Instructions to follow
Lines containing the string "icon" are to be counted. Write only how many there are.

::::::

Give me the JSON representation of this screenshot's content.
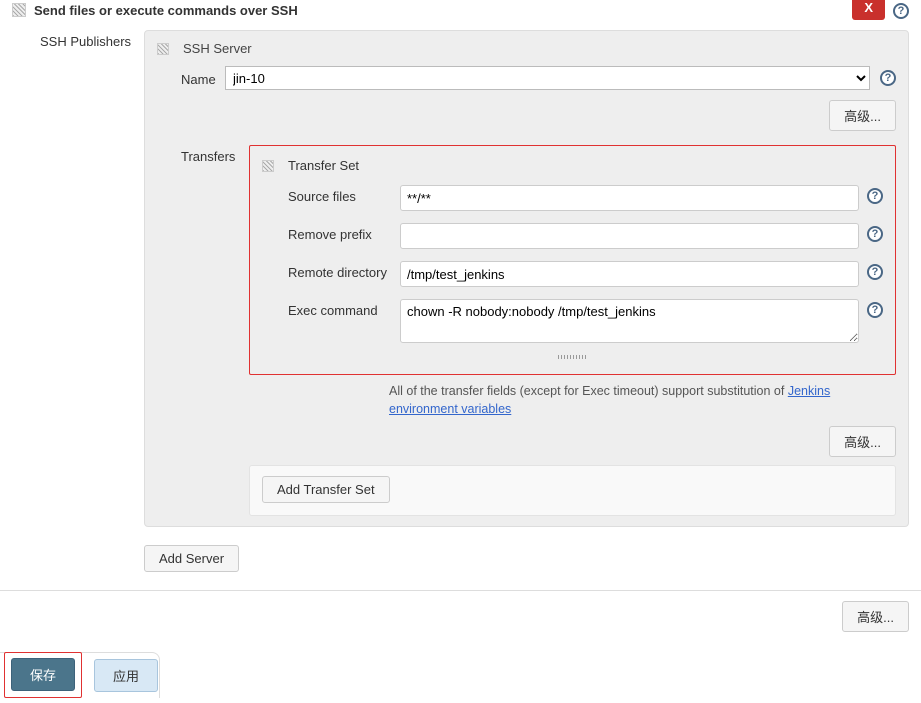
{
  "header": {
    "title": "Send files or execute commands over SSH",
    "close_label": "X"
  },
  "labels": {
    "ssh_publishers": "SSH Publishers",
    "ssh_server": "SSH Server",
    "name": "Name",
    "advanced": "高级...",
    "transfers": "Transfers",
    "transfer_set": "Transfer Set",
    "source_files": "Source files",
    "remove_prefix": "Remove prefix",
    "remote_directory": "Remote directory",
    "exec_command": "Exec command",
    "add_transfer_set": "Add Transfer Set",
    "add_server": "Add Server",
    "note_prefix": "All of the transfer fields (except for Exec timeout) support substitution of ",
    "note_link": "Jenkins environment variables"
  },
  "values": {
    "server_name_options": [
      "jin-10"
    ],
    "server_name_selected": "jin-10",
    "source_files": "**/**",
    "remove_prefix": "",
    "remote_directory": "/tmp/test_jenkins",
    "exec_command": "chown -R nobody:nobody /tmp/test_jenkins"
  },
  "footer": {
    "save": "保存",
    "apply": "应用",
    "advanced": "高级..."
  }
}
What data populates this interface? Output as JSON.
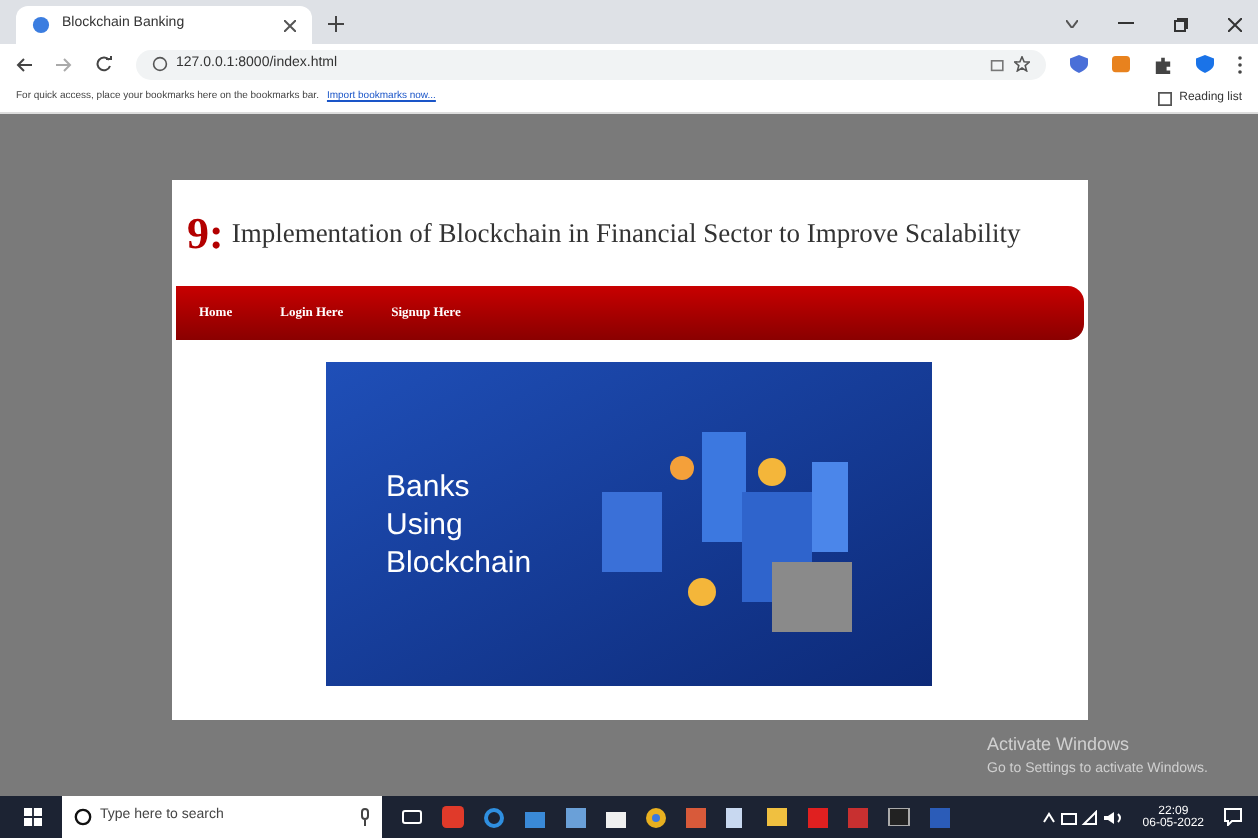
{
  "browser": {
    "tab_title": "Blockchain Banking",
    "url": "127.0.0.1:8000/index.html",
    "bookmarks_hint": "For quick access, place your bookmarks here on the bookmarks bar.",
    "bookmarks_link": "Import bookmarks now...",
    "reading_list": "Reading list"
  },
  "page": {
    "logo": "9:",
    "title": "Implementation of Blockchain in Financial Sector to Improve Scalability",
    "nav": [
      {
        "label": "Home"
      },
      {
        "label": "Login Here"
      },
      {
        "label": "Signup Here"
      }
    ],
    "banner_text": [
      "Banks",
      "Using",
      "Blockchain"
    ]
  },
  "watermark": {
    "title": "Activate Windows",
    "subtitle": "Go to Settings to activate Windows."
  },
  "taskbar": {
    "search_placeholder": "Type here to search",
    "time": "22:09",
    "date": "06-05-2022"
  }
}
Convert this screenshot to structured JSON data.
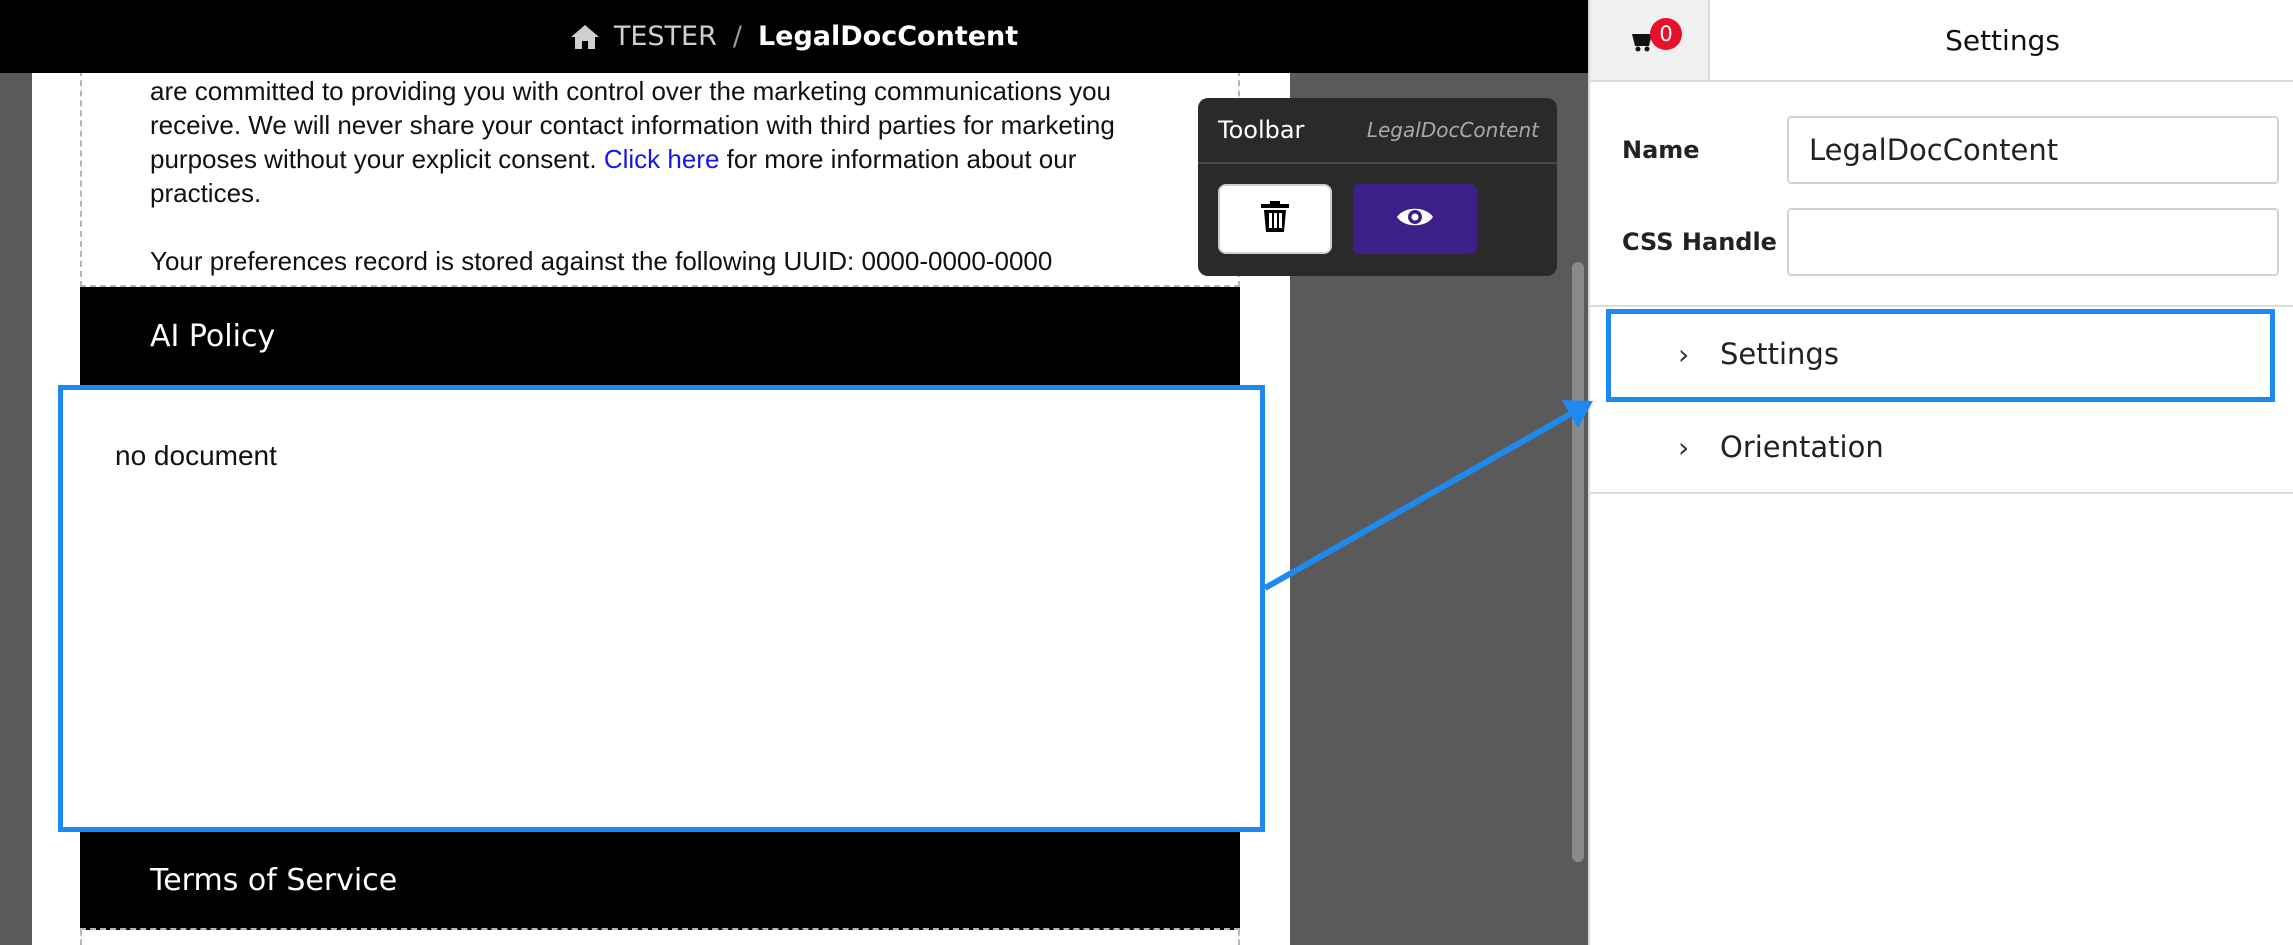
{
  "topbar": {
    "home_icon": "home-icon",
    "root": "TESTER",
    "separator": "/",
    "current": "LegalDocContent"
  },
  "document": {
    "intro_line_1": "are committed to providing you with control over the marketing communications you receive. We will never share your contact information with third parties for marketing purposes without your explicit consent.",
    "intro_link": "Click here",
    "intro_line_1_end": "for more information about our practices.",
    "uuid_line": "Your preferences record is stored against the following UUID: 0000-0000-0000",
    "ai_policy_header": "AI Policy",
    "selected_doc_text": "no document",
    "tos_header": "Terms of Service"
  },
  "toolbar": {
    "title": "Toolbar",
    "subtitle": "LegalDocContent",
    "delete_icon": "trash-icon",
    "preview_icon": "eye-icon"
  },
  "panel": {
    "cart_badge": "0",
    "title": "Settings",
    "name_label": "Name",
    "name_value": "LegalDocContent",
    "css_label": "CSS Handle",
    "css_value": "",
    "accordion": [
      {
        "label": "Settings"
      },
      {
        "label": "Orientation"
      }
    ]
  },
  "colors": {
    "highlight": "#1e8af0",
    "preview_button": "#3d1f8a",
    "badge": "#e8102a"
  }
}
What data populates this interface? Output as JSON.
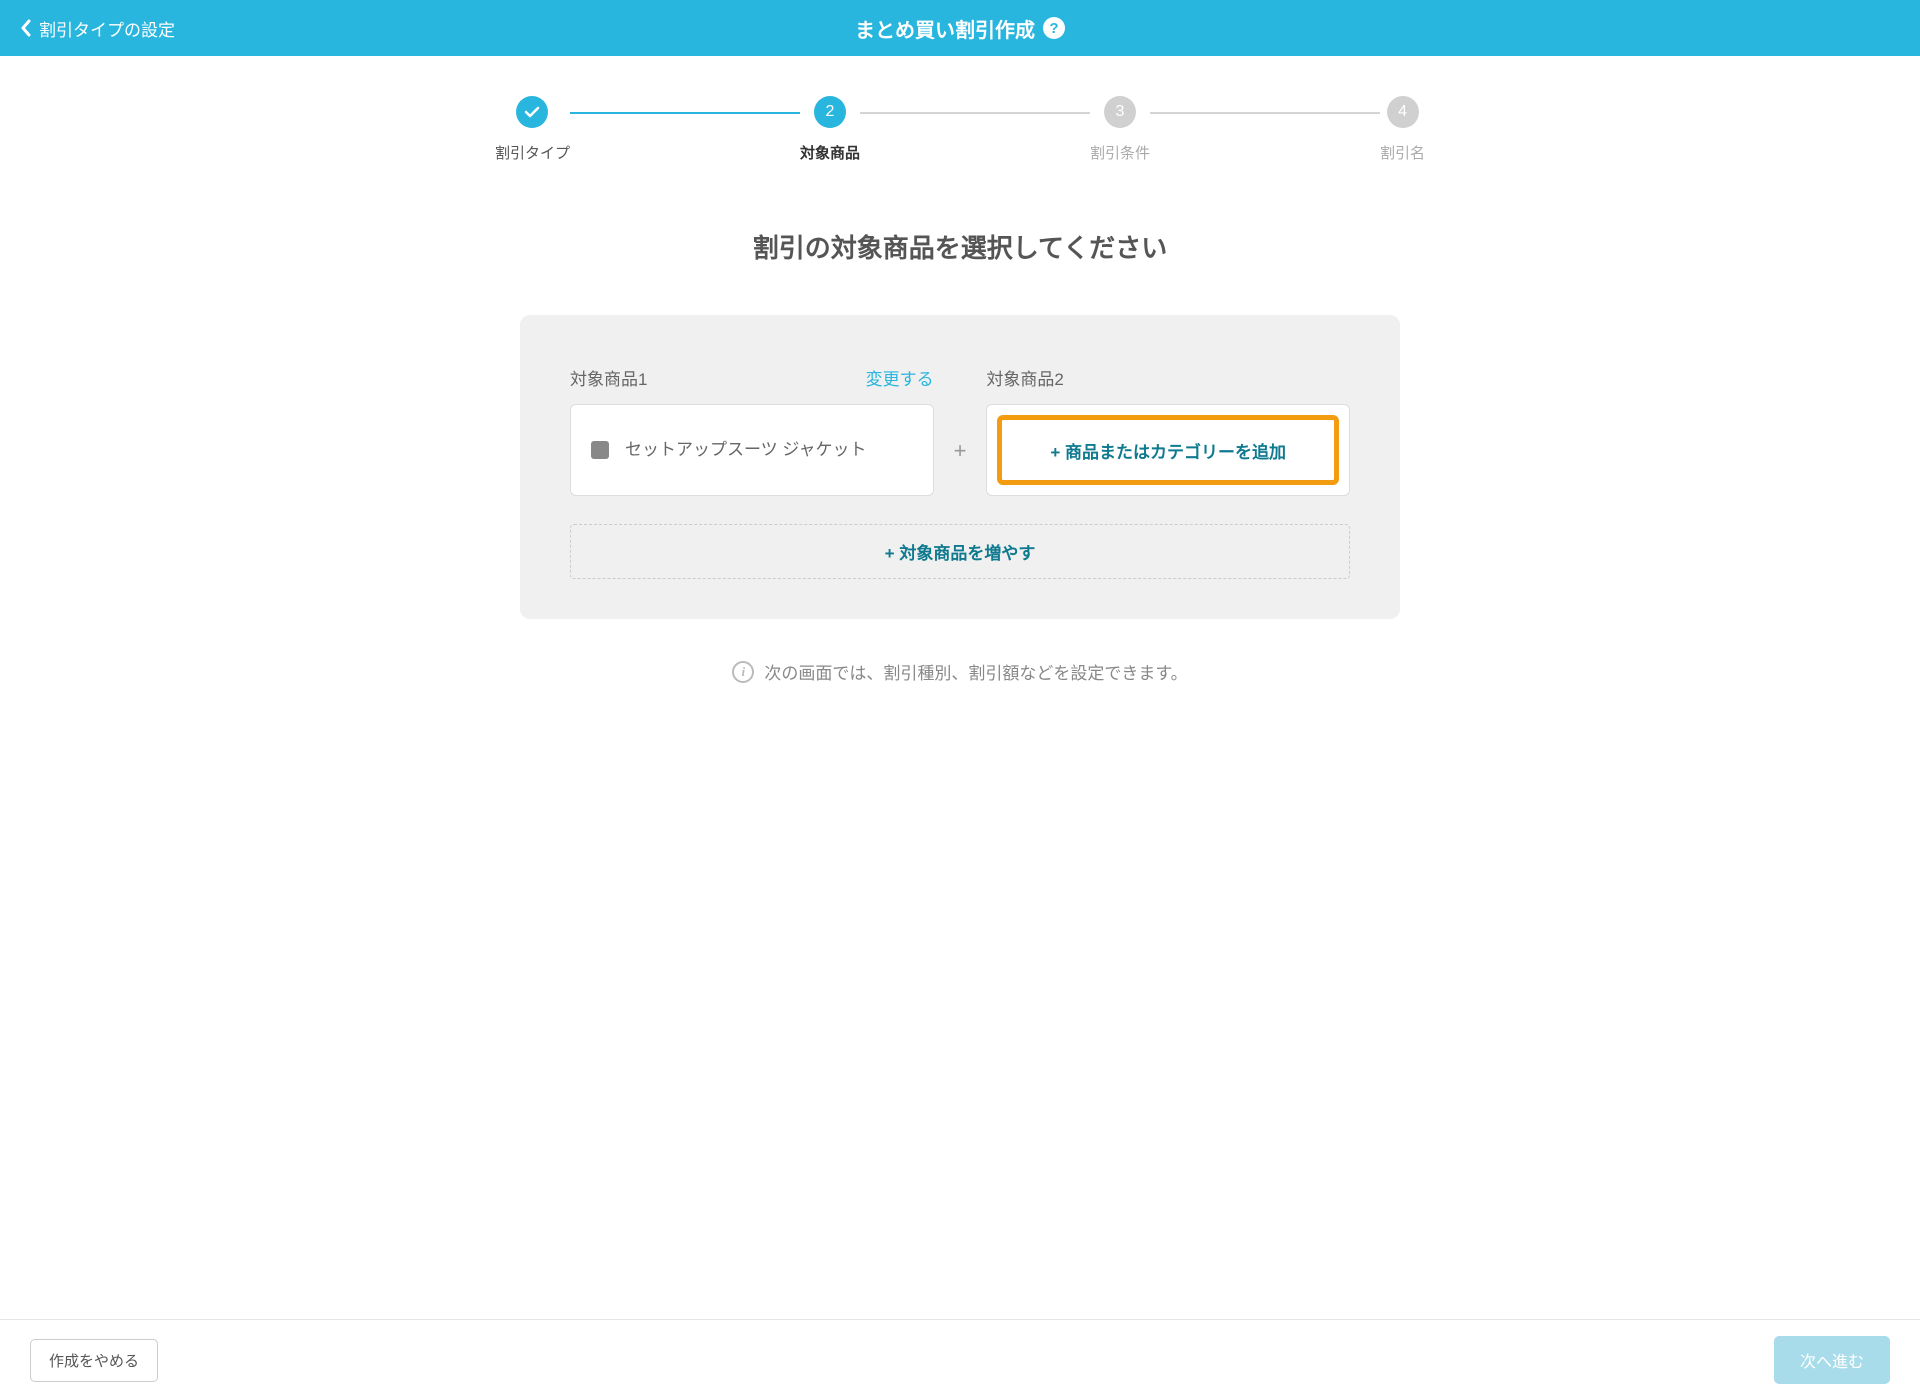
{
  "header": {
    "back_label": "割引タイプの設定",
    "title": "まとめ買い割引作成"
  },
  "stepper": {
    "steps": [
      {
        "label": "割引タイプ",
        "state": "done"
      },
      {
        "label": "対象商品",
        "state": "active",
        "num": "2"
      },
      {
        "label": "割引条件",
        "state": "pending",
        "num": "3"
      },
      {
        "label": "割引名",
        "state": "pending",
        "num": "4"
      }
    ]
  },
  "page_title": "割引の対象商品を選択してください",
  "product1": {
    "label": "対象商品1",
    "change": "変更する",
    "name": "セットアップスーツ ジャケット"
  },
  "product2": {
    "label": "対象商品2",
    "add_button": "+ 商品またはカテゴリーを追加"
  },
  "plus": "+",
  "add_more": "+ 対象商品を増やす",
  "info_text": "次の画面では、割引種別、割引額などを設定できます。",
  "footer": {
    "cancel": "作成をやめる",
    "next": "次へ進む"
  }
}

::::::

Output for this task
3